- YOUR OBJECTIVE
Leaving out all pictures, copy exactly the lines from the one containing "Parse this screenshot: output" down to the one containing "Reverse-engineer this chart into JSON.", both of them included.

Stored records
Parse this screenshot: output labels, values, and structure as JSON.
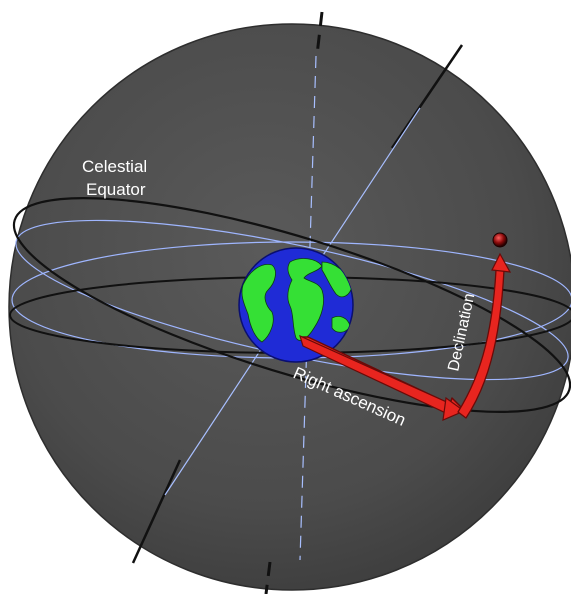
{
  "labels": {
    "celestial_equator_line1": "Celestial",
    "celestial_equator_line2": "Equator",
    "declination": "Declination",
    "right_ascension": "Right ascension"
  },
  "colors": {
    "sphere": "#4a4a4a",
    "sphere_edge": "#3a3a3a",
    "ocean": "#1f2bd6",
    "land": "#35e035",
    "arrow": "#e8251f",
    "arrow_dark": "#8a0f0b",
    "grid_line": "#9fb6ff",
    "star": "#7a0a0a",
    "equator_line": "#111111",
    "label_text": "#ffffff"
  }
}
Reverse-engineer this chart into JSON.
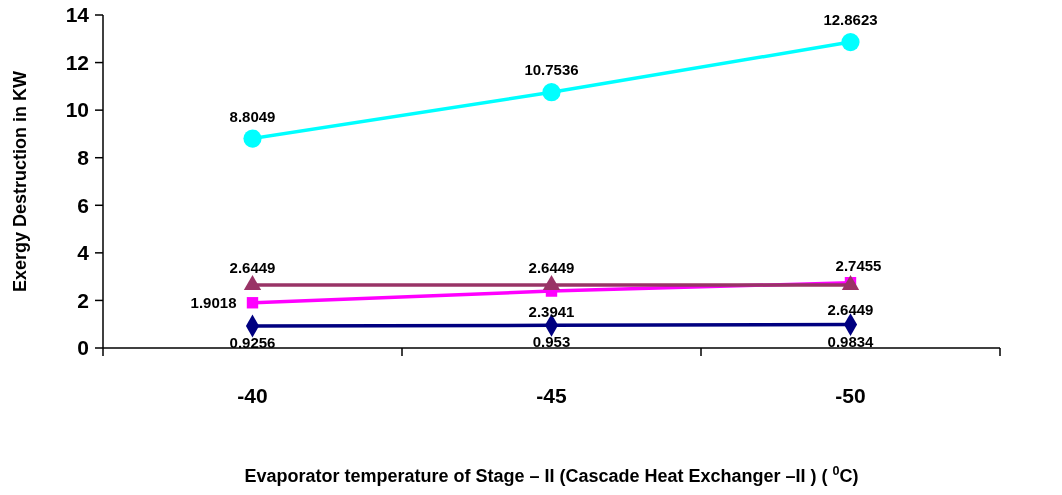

---

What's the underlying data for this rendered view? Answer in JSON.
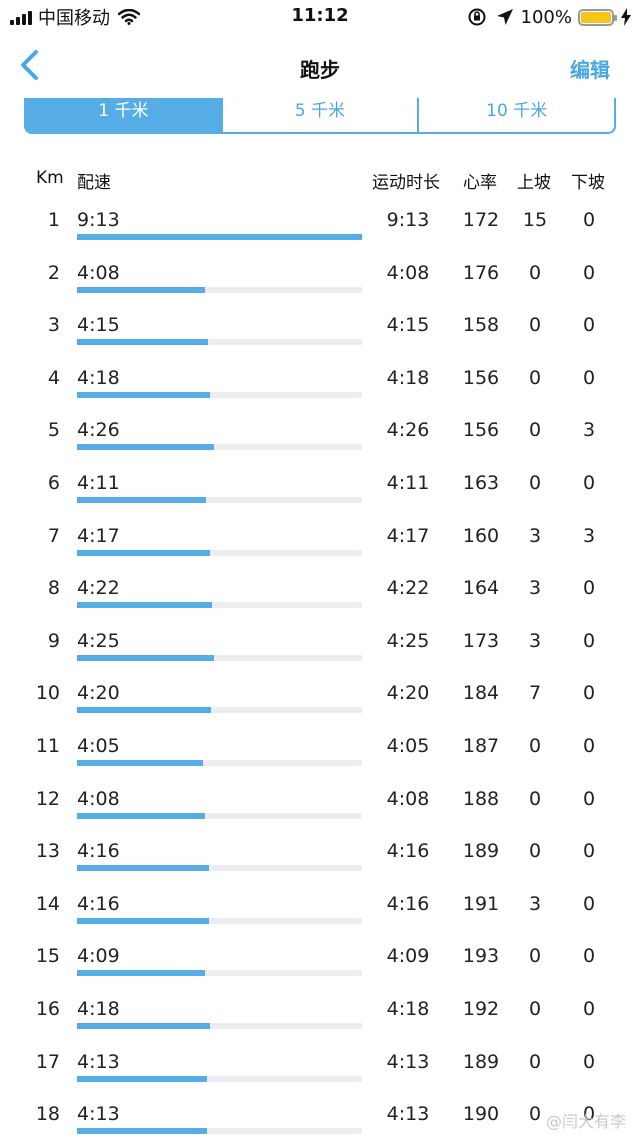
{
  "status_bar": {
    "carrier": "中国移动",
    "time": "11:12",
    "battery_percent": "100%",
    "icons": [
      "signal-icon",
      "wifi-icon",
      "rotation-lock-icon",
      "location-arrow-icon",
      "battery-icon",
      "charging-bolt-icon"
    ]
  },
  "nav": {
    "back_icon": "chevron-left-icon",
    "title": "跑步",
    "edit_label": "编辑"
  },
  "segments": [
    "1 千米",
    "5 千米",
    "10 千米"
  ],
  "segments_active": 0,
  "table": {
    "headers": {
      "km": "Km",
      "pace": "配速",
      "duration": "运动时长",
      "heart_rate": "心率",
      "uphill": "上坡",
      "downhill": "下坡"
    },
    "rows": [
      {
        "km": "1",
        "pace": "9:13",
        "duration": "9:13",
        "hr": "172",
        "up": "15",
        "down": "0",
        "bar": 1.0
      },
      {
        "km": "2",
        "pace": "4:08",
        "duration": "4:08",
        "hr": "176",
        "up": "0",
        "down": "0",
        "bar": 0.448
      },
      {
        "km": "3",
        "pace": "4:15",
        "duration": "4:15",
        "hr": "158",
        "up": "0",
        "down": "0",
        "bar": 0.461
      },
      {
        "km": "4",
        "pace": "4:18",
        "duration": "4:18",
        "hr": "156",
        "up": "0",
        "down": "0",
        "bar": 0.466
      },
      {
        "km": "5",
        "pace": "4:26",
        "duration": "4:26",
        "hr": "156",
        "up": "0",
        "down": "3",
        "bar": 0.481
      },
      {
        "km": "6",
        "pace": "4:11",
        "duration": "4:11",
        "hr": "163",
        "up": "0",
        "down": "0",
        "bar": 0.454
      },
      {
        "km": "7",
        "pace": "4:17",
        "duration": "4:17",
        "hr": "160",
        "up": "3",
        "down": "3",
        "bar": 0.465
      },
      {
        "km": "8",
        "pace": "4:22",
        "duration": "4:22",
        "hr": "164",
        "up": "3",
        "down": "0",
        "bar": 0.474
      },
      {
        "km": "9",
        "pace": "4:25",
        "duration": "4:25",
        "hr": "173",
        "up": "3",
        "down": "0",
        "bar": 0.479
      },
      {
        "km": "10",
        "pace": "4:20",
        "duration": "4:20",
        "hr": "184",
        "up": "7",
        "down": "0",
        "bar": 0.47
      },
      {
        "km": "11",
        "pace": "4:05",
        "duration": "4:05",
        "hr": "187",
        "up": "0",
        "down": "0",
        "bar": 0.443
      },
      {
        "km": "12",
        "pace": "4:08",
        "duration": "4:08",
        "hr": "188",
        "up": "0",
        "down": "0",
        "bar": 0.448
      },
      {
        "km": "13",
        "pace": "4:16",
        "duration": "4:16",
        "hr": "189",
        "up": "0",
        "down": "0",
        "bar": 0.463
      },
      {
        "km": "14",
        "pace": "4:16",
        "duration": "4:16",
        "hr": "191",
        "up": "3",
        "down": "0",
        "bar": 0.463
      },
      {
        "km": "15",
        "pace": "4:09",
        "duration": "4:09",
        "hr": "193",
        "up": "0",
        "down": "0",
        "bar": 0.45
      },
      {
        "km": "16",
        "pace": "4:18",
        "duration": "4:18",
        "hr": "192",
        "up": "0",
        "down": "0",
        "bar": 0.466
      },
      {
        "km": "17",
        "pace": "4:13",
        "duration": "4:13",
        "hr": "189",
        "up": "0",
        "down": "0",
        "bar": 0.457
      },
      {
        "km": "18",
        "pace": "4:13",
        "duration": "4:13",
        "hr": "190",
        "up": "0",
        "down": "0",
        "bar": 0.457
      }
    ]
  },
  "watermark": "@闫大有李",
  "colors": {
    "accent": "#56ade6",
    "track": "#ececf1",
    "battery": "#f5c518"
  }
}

- WRITTEN SOLUTION
Parse this screenshot: output labels, values, and structure as JSON.
{
  "labels": {
    "celestial_equator_line1": "Celestial",
    "celestial_equator_line2": "Equator",
    "declination": "Declination",
    "right_ascension": "Right ascension"
  },
  "colors": {
    "sphere": "#4a4a4a",
    "sphere_edge": "#3a3a3a",
    "ocean": "#1f2bd6",
    "land": "#35e035",
    "arrow": "#e8251f",
    "arrow_dark": "#8a0f0b",
    "grid_line": "#9fb6ff",
    "star": "#7a0a0a",
    "equator_line": "#111111",
    "label_text": "#ffffff"
  }
}
Reverse-engineer this chart into JSON.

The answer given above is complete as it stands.